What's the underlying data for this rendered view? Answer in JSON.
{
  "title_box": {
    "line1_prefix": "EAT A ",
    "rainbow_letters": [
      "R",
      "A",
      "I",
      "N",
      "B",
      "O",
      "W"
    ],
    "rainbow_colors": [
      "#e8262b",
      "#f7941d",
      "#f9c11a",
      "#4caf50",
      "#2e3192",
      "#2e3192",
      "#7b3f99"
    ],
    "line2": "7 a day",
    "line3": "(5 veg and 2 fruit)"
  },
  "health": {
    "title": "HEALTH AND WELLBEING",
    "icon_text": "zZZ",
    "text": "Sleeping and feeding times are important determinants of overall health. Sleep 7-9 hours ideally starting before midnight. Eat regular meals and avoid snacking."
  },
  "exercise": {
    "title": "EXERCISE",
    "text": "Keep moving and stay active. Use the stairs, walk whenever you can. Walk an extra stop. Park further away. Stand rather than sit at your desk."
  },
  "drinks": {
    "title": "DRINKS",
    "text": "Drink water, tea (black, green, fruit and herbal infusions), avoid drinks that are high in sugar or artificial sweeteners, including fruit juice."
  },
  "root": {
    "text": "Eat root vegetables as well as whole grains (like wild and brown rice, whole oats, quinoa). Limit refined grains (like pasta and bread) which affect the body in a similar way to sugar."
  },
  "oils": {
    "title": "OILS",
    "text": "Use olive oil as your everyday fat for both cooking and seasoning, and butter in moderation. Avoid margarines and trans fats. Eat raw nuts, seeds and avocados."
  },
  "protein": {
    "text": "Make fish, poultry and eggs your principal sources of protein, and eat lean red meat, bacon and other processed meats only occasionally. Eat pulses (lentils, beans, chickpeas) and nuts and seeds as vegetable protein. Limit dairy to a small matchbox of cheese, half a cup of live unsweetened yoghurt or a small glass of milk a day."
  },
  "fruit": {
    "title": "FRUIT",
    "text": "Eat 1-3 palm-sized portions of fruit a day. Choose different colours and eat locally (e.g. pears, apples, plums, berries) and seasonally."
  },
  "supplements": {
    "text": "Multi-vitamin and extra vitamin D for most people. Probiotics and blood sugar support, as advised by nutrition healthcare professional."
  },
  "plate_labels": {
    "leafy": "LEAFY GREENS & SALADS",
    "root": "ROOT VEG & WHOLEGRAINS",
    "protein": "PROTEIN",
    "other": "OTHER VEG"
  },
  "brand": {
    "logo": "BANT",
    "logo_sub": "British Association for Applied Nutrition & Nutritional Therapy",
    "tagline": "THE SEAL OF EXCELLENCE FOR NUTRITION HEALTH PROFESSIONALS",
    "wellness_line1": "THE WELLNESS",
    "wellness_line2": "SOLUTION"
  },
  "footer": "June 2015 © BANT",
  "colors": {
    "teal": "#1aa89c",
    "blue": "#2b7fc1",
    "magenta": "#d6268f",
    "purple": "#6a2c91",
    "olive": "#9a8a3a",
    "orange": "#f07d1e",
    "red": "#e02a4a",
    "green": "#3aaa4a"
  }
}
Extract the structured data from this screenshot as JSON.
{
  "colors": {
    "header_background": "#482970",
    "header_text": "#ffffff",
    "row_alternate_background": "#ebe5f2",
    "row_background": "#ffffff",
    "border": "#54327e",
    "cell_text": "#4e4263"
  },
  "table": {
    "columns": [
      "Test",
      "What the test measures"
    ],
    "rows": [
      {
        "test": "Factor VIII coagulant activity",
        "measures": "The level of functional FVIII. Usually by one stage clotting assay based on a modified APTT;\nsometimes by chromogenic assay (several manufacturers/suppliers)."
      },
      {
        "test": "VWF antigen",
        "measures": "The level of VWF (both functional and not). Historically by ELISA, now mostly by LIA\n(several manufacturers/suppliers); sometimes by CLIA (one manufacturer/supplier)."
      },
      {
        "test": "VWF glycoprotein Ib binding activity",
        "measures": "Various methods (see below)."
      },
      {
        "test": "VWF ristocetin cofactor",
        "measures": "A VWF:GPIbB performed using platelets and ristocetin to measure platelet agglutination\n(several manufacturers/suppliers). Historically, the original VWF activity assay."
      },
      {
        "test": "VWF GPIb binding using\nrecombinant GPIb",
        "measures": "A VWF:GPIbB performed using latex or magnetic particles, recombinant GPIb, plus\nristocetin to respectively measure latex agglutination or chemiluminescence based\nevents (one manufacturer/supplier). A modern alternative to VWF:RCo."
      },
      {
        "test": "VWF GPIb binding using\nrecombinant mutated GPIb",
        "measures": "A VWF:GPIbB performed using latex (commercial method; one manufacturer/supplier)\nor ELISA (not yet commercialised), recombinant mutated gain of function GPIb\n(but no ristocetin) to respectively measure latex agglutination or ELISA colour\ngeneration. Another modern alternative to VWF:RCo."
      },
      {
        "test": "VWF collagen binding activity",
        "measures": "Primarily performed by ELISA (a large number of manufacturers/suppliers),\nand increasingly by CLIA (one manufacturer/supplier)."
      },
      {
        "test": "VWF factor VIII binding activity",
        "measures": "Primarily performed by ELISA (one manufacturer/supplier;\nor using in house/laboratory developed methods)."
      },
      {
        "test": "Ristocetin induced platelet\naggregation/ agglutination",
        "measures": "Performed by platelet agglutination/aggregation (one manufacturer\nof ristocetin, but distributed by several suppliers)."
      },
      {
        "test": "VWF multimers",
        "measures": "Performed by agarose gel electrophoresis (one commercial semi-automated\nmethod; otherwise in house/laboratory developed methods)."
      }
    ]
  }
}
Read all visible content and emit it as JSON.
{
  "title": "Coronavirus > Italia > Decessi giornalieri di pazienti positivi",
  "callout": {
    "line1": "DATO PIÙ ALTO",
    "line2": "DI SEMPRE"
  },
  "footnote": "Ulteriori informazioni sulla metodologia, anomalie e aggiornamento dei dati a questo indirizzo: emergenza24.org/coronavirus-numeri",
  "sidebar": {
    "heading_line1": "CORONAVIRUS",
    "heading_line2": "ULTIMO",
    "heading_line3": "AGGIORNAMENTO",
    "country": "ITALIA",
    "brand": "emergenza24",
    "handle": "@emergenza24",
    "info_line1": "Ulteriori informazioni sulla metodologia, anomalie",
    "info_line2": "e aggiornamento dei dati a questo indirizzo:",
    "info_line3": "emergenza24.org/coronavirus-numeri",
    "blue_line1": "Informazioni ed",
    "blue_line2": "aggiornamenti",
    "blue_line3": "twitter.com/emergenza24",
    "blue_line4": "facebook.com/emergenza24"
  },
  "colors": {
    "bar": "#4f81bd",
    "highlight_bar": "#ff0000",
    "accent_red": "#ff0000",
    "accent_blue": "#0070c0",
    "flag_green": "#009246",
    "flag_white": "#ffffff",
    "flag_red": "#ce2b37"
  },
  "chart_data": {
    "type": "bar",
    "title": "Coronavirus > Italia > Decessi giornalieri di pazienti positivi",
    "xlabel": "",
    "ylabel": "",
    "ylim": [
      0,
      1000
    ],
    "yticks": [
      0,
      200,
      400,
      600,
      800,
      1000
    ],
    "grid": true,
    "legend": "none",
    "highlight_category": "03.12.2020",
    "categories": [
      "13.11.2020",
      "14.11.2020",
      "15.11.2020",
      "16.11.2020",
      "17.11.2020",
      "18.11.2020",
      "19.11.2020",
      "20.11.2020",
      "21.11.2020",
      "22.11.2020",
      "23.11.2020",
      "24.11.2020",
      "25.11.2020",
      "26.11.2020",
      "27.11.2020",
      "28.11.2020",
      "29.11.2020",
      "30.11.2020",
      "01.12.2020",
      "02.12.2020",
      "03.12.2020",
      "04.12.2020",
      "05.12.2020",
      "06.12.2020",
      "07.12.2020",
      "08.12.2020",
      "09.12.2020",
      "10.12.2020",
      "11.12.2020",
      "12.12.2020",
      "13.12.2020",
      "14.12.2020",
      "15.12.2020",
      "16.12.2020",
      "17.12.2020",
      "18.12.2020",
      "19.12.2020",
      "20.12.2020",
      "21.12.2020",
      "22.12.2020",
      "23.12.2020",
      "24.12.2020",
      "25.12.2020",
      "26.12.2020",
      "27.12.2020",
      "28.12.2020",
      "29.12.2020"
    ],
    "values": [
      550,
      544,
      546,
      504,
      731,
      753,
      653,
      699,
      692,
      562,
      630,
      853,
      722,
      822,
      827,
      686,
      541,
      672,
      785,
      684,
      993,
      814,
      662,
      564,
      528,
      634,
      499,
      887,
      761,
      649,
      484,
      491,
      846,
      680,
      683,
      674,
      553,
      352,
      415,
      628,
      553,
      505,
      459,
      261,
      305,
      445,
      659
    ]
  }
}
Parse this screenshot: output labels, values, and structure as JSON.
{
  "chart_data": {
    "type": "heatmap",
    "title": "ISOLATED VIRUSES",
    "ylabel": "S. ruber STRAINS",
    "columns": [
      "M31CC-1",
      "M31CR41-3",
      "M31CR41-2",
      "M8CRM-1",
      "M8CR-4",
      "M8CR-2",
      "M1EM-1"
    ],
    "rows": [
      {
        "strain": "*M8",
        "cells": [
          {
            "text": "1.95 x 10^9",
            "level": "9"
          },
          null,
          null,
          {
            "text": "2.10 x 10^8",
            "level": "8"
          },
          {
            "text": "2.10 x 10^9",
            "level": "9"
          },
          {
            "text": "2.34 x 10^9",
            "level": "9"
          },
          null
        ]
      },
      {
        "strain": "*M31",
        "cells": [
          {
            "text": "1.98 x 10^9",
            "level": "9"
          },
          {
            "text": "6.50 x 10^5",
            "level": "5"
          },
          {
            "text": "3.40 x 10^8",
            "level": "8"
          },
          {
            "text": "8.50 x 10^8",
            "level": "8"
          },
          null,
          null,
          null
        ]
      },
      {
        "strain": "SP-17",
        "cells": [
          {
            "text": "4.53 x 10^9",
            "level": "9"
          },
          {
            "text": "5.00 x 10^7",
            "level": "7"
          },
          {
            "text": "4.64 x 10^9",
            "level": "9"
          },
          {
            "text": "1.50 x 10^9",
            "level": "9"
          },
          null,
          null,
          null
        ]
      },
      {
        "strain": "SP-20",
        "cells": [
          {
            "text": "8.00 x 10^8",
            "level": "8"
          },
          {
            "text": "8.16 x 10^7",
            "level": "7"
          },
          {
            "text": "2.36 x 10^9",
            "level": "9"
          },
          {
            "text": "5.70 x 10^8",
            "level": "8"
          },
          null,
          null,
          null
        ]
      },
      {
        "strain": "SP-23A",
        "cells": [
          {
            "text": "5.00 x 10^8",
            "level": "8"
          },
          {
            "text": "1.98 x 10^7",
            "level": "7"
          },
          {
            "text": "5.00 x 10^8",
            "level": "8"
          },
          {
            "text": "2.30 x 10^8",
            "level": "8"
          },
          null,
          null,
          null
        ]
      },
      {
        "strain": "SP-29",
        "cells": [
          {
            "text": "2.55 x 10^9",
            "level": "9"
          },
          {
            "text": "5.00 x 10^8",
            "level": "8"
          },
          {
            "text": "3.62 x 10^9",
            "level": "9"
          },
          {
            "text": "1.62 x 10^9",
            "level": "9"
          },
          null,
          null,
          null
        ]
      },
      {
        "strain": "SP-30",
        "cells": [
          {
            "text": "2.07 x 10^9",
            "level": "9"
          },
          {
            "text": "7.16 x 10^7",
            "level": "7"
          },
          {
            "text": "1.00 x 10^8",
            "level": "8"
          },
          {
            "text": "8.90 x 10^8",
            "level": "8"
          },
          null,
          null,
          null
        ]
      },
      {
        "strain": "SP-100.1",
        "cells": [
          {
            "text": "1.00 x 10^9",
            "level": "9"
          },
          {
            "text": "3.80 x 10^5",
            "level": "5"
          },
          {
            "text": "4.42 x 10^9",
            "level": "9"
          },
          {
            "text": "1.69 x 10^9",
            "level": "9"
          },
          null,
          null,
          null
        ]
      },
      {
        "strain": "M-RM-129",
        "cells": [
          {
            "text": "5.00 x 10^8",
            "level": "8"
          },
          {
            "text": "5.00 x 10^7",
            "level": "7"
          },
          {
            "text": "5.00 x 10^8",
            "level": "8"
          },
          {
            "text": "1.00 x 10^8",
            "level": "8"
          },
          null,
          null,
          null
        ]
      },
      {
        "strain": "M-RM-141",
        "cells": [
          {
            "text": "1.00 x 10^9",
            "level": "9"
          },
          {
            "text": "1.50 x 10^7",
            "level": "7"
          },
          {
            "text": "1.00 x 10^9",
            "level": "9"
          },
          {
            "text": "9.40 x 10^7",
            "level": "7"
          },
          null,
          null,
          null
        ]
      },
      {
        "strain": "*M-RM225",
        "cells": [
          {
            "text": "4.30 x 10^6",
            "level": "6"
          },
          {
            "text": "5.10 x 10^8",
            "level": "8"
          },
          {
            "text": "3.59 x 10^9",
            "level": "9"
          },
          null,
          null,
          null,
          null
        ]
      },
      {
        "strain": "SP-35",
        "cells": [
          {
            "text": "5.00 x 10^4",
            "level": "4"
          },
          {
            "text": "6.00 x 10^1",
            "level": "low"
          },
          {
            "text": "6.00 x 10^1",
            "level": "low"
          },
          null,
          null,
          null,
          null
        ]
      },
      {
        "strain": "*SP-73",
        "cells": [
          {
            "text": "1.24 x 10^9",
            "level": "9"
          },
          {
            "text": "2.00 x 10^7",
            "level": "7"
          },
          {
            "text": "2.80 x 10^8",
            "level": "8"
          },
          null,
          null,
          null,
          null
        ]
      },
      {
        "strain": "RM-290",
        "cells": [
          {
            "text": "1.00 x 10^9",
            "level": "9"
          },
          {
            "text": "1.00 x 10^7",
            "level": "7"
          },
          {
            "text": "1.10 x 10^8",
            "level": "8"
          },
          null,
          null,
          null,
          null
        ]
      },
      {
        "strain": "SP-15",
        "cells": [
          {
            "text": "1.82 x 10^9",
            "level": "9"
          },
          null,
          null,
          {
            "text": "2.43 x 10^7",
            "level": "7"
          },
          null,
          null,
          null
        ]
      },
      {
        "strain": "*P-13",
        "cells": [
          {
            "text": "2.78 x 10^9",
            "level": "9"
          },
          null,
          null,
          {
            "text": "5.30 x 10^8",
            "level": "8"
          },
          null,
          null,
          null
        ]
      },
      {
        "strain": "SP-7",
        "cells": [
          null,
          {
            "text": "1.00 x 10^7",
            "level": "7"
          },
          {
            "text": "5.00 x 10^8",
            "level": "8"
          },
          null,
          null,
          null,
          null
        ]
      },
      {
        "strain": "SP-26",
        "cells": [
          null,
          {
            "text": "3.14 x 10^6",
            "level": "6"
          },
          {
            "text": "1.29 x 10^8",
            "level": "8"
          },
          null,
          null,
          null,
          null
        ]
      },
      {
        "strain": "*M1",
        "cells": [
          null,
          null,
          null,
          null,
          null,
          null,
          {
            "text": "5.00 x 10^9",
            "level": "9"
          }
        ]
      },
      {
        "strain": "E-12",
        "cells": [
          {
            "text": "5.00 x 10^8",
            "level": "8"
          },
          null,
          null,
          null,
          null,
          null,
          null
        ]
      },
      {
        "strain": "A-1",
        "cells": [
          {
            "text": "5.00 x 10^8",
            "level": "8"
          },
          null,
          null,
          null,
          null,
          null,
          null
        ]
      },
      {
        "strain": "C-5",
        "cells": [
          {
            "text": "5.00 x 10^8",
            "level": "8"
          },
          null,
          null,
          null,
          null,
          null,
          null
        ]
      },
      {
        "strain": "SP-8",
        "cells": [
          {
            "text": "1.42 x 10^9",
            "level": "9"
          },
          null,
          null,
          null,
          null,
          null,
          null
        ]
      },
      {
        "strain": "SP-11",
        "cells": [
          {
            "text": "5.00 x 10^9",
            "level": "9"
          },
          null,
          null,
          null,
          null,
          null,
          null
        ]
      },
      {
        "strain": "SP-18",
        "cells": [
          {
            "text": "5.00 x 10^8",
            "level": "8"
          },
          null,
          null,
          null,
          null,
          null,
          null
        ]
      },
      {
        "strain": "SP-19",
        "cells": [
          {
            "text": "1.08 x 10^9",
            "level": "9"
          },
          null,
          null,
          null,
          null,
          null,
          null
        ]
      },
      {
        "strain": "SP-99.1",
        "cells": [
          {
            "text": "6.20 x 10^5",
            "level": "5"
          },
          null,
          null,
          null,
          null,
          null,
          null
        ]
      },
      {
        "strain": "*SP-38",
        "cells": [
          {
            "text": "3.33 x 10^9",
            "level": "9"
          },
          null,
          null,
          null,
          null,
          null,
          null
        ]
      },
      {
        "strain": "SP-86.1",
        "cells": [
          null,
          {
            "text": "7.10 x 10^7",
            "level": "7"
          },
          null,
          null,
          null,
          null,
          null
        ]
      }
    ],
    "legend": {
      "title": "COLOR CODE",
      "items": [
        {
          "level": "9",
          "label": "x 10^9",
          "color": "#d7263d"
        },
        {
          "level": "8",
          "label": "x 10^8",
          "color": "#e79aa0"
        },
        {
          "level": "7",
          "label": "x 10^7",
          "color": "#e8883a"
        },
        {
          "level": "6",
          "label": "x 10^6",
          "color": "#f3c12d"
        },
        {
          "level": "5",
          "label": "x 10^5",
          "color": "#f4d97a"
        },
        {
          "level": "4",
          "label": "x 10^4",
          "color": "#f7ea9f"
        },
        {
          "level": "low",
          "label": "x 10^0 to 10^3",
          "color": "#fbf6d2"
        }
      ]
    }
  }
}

_ _ _ _ _ _ _

◆ **EXERCISE OBJECTIVE**: Scan the material for the string "metodologia". Copy each line where it appears.

◆ **FINISHED TASK**:
  "footnote": "Ulteriori informazioni sulla metodologia, anomalie e aggiornamento dei dati a questo indirizzo: emergenza24.org/coronavirus-numeri",
    "info_line1": "Ulteriori informazioni sulla metodologia, anomalie",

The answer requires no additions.